# [EXERCISE GOAL]
Gather each line in the entries that includes the string "this".

[Figure data in JSON]
--- Start ---

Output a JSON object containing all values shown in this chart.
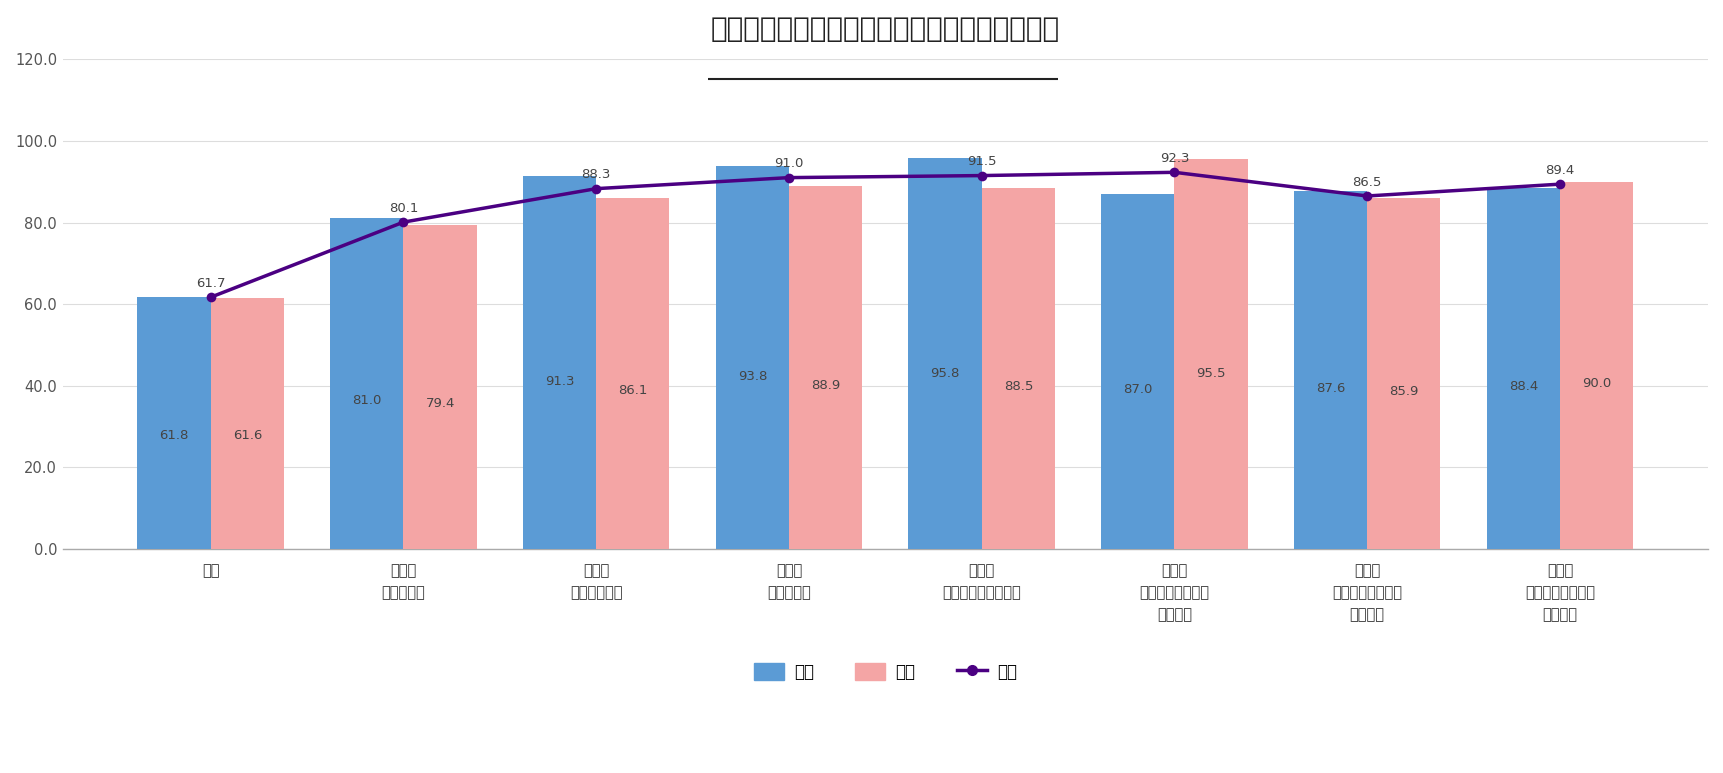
{
  "title": "ライフステージ別　生命保険の加入状況（％）",
  "categories": [
    "未婚",
    "既婚・\n子どもなし",
    "既婚・\n末子未就学児",
    "既婚・\n末子小学生",
    "既婚・\n末子中学生、高校生",
    "既婚・\n末子短大・大学・\n大学院生",
    "既婚・\n子どもすべて卒業\n（未婚）",
    "既婚・\n子どもすべて卒業\n（既婚）"
  ],
  "male": [
    61.8,
    81.0,
    91.3,
    93.8,
    95.8,
    87.0,
    87.6,
    88.4
  ],
  "female": [
    61.6,
    79.4,
    86.1,
    88.9,
    88.5,
    95.5,
    85.9,
    90.0
  ],
  "total": [
    61.7,
    80.1,
    88.3,
    91.0,
    91.5,
    92.3,
    86.5,
    89.4
  ],
  "male_color": "#5B9BD5",
  "female_color": "#F4A5A5",
  "total_color": "#4B0082",
  "bar_width": 0.38,
  "ylim": [
    0,
    120
  ],
  "yticks": [
    0.0,
    20.0,
    40.0,
    60.0,
    80.0,
    100.0,
    120.0
  ],
  "background_color": "#FFFFFF",
  "grid_color": "#DDDDDD",
  "title_fontsize": 20,
  "tick_fontsize": 10.5,
  "label_fontsize": 9.5,
  "legend_fontsize": 12,
  "label_color": "#444444",
  "spine_color": "#AAAAAA"
}
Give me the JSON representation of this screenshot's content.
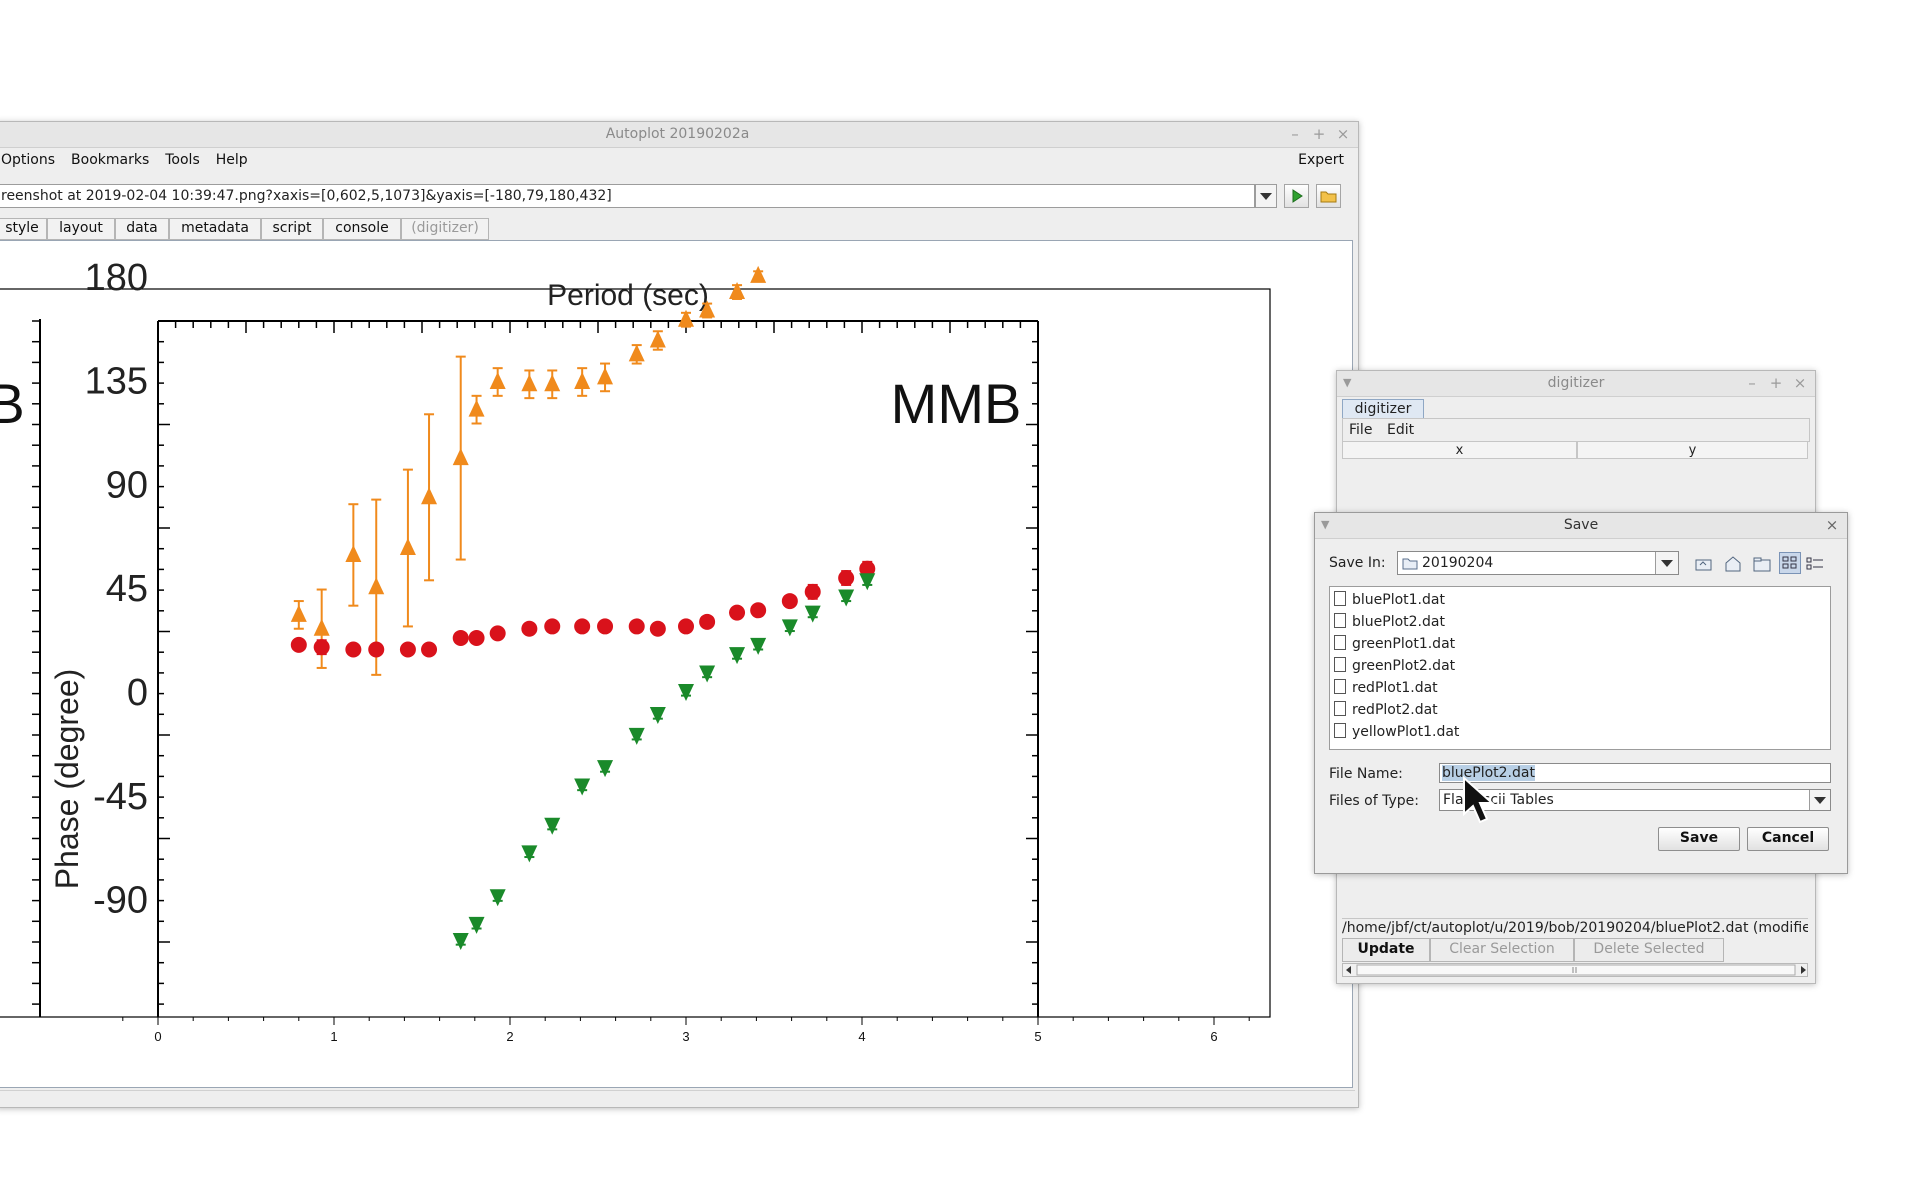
{
  "main_window": {
    "title": "Autoplot 20190202a",
    "menu": [
      "Options",
      "Bookmarks",
      "Tools",
      "Help"
    ],
    "expert_label": "Expert",
    "uri": "reenshot at 2019-02-04 10:39:47.png?xaxis=[0,602,5,1073]&yaxis=[-180,79,180,432]",
    "tabs": [
      "style",
      "layout",
      "data",
      "metadata",
      "script",
      "console",
      "(digitizer)"
    ]
  },
  "plot": {
    "image_labels": {
      "period_title": "Period (sec)",
      "mmb_label": "MMB",
      "b_label": "B",
      "phase_axis": "Phase (degree)",
      "y_ticks": [
        "180",
        "135",
        "90",
        "45",
        "0",
        "-45",
        "-90"
      ]
    },
    "x_ticks": [
      "0",
      "1",
      "2",
      "3",
      "4",
      "5",
      "6"
    ]
  },
  "chart_data": {
    "type": "scatter",
    "x_ticks": [
      0,
      1,
      2,
      3,
      4,
      5,
      6
    ],
    "y_ticks": [
      180,
      135,
      90,
      45,
      0,
      -45,
      -90
    ],
    "ylim": [
      -110,
      180
    ],
    "series": [
      {
        "color": "#f08a1c",
        "marker": "triangle-up",
        "x": [
          0.8,
          0.93,
          1.11,
          1.24,
          1.42,
          1.54,
          1.72,
          1.81,
          1.93,
          2.11,
          2.24,
          2.41,
          2.54,
          2.72,
          2.84,
          3.0,
          3.12,
          3.29,
          3.41
        ],
        "y": [
          33,
          27,
          59,
          45,
          62,
          84,
          101,
          122,
          134,
          133,
          133,
          134,
          136,
          146,
          152,
          161,
          165,
          173,
          180
        ],
        "err": [
          6,
          17,
          22,
          38,
          34,
          36,
          44,
          6,
          6,
          6,
          6,
          6,
          6,
          4,
          4,
          3,
          3,
          3,
          2
        ]
      },
      {
        "color": "#d9121b",
        "marker": "circle",
        "x": [
          0.8,
          0.93,
          1.11,
          1.24,
          1.42,
          1.54,
          1.72,
          1.81,
          1.93,
          2.11,
          2.24,
          2.41,
          2.54,
          2.72,
          2.84,
          3.0,
          3.12,
          3.29,
          3.41,
          3.59,
          3.72,
          3.91,
          4.03
        ],
        "y": [
          20,
          19,
          18,
          18,
          18,
          18,
          23,
          23,
          25,
          27,
          28,
          28,
          28,
          28,
          27,
          28,
          30,
          34,
          35,
          39,
          43,
          49,
          53
        ],
        "err": [
          2,
          3,
          2,
          2,
          2,
          2,
          2,
          2,
          2,
          2,
          2,
          2,
          2,
          2,
          2,
          2,
          2,
          2,
          2,
          2,
          3,
          3,
          3
        ]
      },
      {
        "color": "#1a8a2a",
        "marker": "triangle-down",
        "x": [
          1.72,
          1.81,
          1.93,
          2.11,
          2.24,
          2.41,
          2.54,
          2.72,
          2.84,
          3.0,
          3.12,
          3.29,
          3.41,
          3.59,
          3.72,
          3.91,
          4.03
        ],
        "y": [
          -108,
          -101,
          -89,
          -70,
          -58,
          -41,
          -33,
          -19,
          -10,
          0,
          8,
          16,
          20,
          28,
          34,
          41,
          48
        ],
        "err": [
          2,
          2,
          2,
          2,
          2,
          2,
          2,
          2,
          2,
          2,
          2,
          2,
          2,
          2,
          2,
          2,
          2
        ]
      }
    ]
  },
  "digitizer": {
    "title": "digitizer",
    "tab": "digitizer",
    "menu": [
      "File",
      "Edit"
    ],
    "columns": [
      "x",
      "y"
    ],
    "status_path": "/home/jbf/ct/autoplot/u/2019/bob/20190204/bluePlot2.dat (modifie",
    "buttons": [
      "Update",
      "Clear Selection",
      "Delete Selected"
    ]
  },
  "save_dialog": {
    "title": "Save",
    "save_in_label": "Save In:",
    "save_in_value": "20190204",
    "files": [
      "bluePlot1.dat",
      "bluePlot2.dat",
      "greenPlot1.dat",
      "greenPlot2.dat",
      "redPlot1.dat",
      "redPlot2.dat",
      "yellowPlot1.dat"
    ],
    "file_name_label": "File Name:",
    "file_name_value": "bluePlot2.dat",
    "file_type_label": "Files of Type:",
    "file_type_value": "Flat Ascii Tables",
    "save_button": "Save",
    "cancel_button": "Cancel"
  }
}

--- End ---

# [RESULT]
Output a JSON object containing all values shown in this chart.
Give me the JSON representation of this screenshot's content.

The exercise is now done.